### Problem to solve
Word for word, quote all of the material, omitting the pictures.

### Recorded data
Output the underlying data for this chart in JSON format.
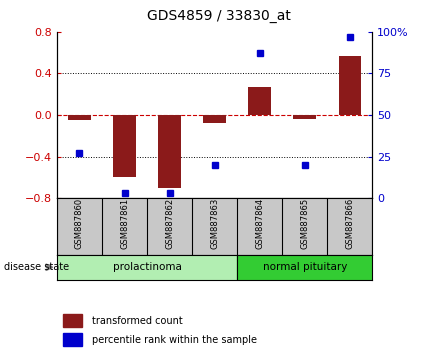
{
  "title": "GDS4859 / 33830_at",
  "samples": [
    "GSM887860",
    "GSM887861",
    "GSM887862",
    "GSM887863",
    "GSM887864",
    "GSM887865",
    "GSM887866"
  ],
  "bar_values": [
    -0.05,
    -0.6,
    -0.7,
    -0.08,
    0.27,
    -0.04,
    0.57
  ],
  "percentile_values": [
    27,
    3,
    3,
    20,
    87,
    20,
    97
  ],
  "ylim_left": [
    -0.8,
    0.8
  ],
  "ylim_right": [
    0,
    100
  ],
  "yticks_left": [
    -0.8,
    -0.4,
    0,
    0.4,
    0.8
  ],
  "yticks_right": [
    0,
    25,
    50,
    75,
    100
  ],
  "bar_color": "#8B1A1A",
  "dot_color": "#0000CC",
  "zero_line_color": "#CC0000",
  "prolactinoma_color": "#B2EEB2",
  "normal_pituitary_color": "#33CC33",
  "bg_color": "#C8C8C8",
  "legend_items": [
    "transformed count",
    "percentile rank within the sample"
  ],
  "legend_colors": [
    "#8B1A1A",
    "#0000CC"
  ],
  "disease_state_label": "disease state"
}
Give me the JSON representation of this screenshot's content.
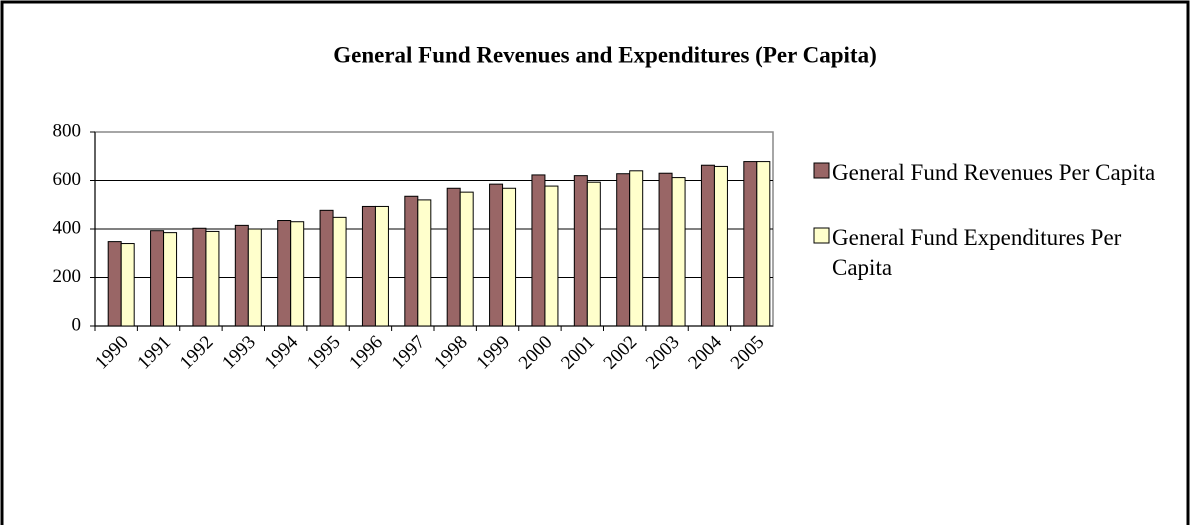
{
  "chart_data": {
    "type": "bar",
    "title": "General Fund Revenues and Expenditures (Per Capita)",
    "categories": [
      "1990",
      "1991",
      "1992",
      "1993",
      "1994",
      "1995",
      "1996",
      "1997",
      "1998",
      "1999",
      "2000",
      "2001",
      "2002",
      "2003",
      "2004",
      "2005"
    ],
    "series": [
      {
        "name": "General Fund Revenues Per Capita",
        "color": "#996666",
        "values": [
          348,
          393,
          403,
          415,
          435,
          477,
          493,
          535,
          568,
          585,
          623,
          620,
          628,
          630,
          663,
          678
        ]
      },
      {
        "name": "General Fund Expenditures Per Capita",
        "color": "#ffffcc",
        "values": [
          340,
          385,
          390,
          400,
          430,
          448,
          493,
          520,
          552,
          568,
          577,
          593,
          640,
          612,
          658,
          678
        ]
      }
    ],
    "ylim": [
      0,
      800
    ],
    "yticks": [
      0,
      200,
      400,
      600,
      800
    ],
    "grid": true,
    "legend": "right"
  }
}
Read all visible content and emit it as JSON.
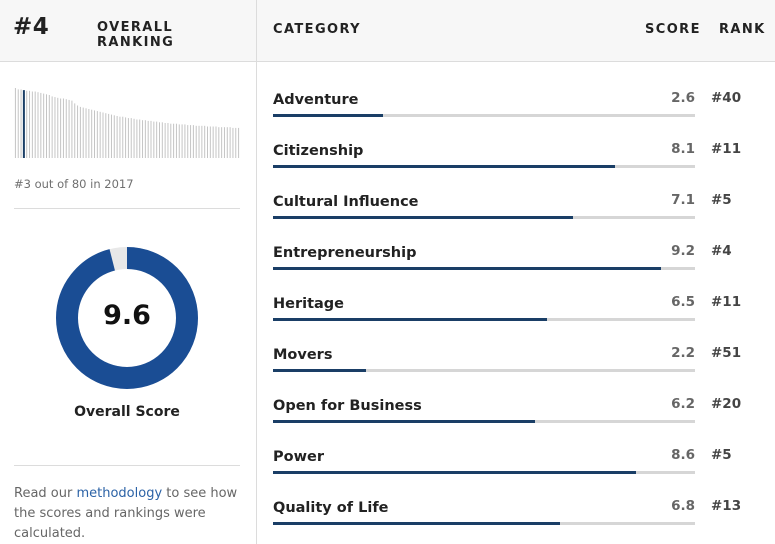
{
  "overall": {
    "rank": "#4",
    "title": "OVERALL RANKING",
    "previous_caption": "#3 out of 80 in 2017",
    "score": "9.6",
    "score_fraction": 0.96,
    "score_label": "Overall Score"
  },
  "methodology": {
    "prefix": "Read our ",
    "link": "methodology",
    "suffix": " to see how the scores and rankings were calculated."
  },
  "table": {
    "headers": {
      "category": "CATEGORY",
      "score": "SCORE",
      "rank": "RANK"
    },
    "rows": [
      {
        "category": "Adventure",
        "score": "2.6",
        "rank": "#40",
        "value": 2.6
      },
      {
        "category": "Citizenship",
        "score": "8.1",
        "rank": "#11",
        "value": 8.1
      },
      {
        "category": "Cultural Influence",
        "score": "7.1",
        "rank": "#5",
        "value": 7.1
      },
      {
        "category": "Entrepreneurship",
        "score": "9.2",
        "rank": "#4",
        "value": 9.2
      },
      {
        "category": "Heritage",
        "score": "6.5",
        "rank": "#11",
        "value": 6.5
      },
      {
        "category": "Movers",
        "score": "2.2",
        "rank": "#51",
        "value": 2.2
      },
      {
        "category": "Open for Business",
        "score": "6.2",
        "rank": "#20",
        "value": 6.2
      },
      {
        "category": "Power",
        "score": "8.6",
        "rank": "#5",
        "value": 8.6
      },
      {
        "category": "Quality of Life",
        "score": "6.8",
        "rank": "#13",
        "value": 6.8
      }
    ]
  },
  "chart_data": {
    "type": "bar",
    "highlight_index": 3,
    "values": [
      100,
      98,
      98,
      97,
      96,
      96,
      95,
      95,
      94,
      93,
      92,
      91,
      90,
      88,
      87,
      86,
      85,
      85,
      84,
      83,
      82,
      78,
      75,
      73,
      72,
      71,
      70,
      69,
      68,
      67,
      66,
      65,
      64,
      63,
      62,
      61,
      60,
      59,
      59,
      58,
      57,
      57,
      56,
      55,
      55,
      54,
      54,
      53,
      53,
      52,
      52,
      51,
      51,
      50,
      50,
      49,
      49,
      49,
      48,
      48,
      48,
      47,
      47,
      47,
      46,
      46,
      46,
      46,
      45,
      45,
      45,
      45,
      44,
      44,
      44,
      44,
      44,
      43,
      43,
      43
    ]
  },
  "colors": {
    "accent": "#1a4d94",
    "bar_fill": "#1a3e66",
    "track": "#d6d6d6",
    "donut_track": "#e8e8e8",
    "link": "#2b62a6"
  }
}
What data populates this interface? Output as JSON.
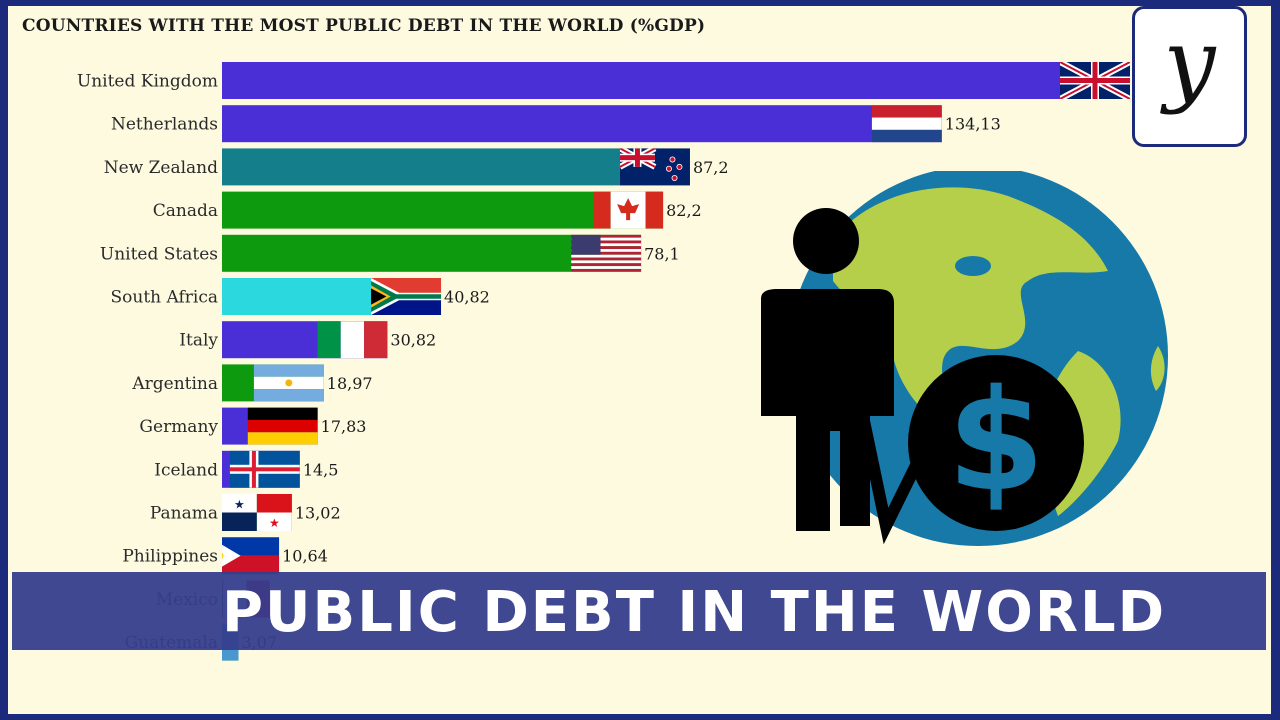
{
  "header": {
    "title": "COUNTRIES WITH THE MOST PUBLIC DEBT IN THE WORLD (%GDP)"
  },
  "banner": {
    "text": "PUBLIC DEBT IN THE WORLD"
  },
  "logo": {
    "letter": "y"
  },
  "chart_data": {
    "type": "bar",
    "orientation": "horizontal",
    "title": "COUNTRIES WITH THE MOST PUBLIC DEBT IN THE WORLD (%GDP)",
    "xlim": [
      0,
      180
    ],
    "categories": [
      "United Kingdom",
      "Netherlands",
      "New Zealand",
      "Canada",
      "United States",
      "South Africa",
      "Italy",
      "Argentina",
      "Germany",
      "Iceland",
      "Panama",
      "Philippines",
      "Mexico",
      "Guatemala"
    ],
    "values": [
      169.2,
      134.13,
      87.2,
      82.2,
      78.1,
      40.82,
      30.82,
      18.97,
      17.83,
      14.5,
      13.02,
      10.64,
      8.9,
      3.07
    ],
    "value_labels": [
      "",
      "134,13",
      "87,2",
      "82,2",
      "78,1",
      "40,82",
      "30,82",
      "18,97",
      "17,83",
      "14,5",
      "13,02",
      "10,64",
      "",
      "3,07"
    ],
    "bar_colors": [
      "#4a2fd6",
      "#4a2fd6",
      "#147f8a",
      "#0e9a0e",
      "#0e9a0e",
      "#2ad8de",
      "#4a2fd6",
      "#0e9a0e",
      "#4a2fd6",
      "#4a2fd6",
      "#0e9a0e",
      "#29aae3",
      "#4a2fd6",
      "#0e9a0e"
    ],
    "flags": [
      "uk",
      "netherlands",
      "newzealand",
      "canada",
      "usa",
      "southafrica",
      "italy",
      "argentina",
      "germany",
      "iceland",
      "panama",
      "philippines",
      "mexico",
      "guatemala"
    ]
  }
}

### Answer in full
Output the underlying data for this chart in JSON format.
{
  "title": "GDS4859 / 33830_at",
  "samples": [
    "GSM887860",
    "GSM887861",
    "GSM887862",
    "GSM887863",
    "GSM887864",
    "GSM887865",
    "GSM887866"
  ],
  "bar_values": [
    -0.05,
    -0.6,
    -0.7,
    -0.08,
    0.27,
    -0.04,
    0.57
  ],
  "percentile_values": [
    27,
    3,
    3,
    20,
    87,
    20,
    97
  ],
  "ylim_left": [
    -0.8,
    0.8
  ],
  "ylim_right": [
    0,
    100
  ],
  "yticks_left": [
    -0.8,
    -0.4,
    0,
    0.4,
    0.8
  ],
  "yticks_right": [
    0,
    25,
    50,
    75,
    100
  ],
  "bar_color": "#8B1A1A",
  "dot_color": "#0000CC",
  "zero_line_color": "#CC0000",
  "prolactinoma_color": "#B2EEB2",
  "normal_pituitary_color": "#33CC33",
  "bg_color": "#C8C8C8",
  "legend_items": [
    "transformed count",
    "percentile rank within the sample"
  ],
  "legend_colors": [
    "#8B1A1A",
    "#0000CC"
  ],
  "disease_state_label": "disease state"
}
Give me the JSON representation of this screenshot's content.
{
  "chart_data": {
    "type": "bar",
    "title": "General Fund Revenues and Expenditures (Per Capita)",
    "categories": [
      "1990",
      "1991",
      "1992",
      "1993",
      "1994",
      "1995",
      "1996",
      "1997",
      "1998",
      "1999",
      "2000",
      "2001",
      "2002",
      "2003",
      "2004",
      "2005"
    ],
    "series": [
      {
        "name": "General Fund Revenues Per Capita",
        "color": "#996666",
        "values": [
          348,
          393,
          403,
          415,
          435,
          477,
          493,
          535,
          568,
          585,
          623,
          620,
          628,
          630,
          663,
          678
        ]
      },
      {
        "name": "General Fund Expenditures Per Capita",
        "color": "#ffffcc",
        "values": [
          340,
          385,
          390,
          400,
          430,
          448,
          493,
          520,
          552,
          568,
          577,
          593,
          640,
          612,
          658,
          678
        ]
      }
    ],
    "ylim": [
      0,
      800
    ],
    "yticks": [
      0,
      200,
      400,
      600,
      800
    ],
    "grid": true,
    "legend": "right"
  }
}
Read all visible content and emit it as JSON.
{
  "overall": {
    "rank": "#4",
    "title": "OVERALL RANKING",
    "previous_caption": "#3 out of 80 in 2017",
    "score": "9.6",
    "score_fraction": 0.96,
    "score_label": "Overall Score"
  },
  "methodology": {
    "prefix": "Read our ",
    "link": "methodology",
    "suffix": " to see how the scores and rankings were calculated."
  },
  "table": {
    "headers": {
      "category": "CATEGORY",
      "score": "SCORE",
      "rank": "RANK"
    },
    "rows": [
      {
        "category": "Adventure",
        "score": "2.6",
        "rank": "#40",
        "value": 2.6
      },
      {
        "category": "Citizenship",
        "score": "8.1",
        "rank": "#11",
        "value": 8.1
      },
      {
        "category": "Cultural Influence",
        "score": "7.1",
        "rank": "#5",
        "value": 7.1
      },
      {
        "category": "Entrepreneurship",
        "score": "9.2",
        "rank": "#4",
        "value": 9.2
      },
      {
        "category": "Heritage",
        "score": "6.5",
        "rank": "#11",
        "value": 6.5
      },
      {
        "category": "Movers",
        "score": "2.2",
        "rank": "#51",
        "value": 2.2
      },
      {
        "category": "Open for Business",
        "score": "6.2",
        "rank": "#20",
        "value": 6.2
      },
      {
        "category": "Power",
        "score": "8.6",
        "rank": "#5",
        "value": 8.6
      },
      {
        "category": "Quality of Life",
        "score": "6.8",
        "rank": "#13",
        "value": 6.8
      }
    ]
  },
  "chart_data": {
    "type": "bar",
    "highlight_index": 3,
    "values": [
      100,
      98,
      98,
      97,
      96,
      96,
      95,
      95,
      94,
      93,
      92,
      91,
      90,
      88,
      87,
      86,
      85,
      85,
      84,
      83,
      82,
      78,
      75,
      73,
      72,
      71,
      70,
      69,
      68,
      67,
      66,
      65,
      64,
      63,
      62,
      61,
      60,
      59,
      59,
      58,
      57,
      57,
      56,
      55,
      55,
      54,
      54,
      53,
      53,
      52,
      52,
      51,
      51,
      50,
      50,
      49,
      49,
      49,
      48,
      48,
      48,
      47,
      47,
      47,
      46,
      46,
      46,
      46,
      45,
      45,
      45,
      45,
      44,
      44,
      44,
      44,
      44,
      43,
      43,
      43
    ]
  },
  "colors": {
    "accent": "#1a4d94",
    "bar_fill": "#1a3e66",
    "track": "#d6d6d6",
    "donut_track": "#e8e8e8",
    "link": "#2b62a6"
  }
}
What data populates this interface? Output as JSON.
{
  "header": {
    "title": "COUNTRIES WITH THE MOST PUBLIC DEBT IN THE WORLD (%GDP)"
  },
  "banner": {
    "text": "PUBLIC DEBT IN THE WORLD"
  },
  "logo": {
    "letter": "y"
  },
  "chart_data": {
    "type": "bar",
    "orientation": "horizontal",
    "title": "COUNTRIES WITH THE MOST PUBLIC DEBT IN THE WORLD (%GDP)",
    "xlim": [
      0,
      180
    ],
    "categories": [
      "United Kingdom",
      "Netherlands",
      "New Zealand",
      "Canada",
      "United States",
      "South Africa",
      "Italy",
      "Argentina",
      "Germany",
      "Iceland",
      "Panama",
      "Philippines",
      "Mexico",
      "Guatemala"
    ],
    "values": [
      169.2,
      134.13,
      87.2,
      82.2,
      78.1,
      40.82,
      30.82,
      18.97,
      17.83,
      14.5,
      13.02,
      10.64,
      8.9,
      3.07
    ],
    "value_labels": [
      "",
      "134,13",
      "87,2",
      "82,2",
      "78,1",
      "40,82",
      "30,82",
      "18,97",
      "17,83",
      "14,5",
      "13,02",
      "10,64",
      "",
      "3,07"
    ],
    "bar_colors": [
      "#4a2fd6",
      "#4a2fd6",
      "#147f8a",
      "#0e9a0e",
      "#0e9a0e",
      "#2ad8de",
      "#4a2fd6",
      "#0e9a0e",
      "#4a2fd6",
      "#4a2fd6",
      "#0e9a0e",
      "#29aae3",
      "#4a2fd6",
      "#0e9a0e"
    ],
    "flags": [
      "uk",
      "netherlands",
      "newzealand",
      "canada",
      "usa",
      "southafrica",
      "italy",
      "argentina",
      "germany",
      "iceland",
      "panama",
      "philippines",
      "mexico",
      "guatemala"
    ]
  }
}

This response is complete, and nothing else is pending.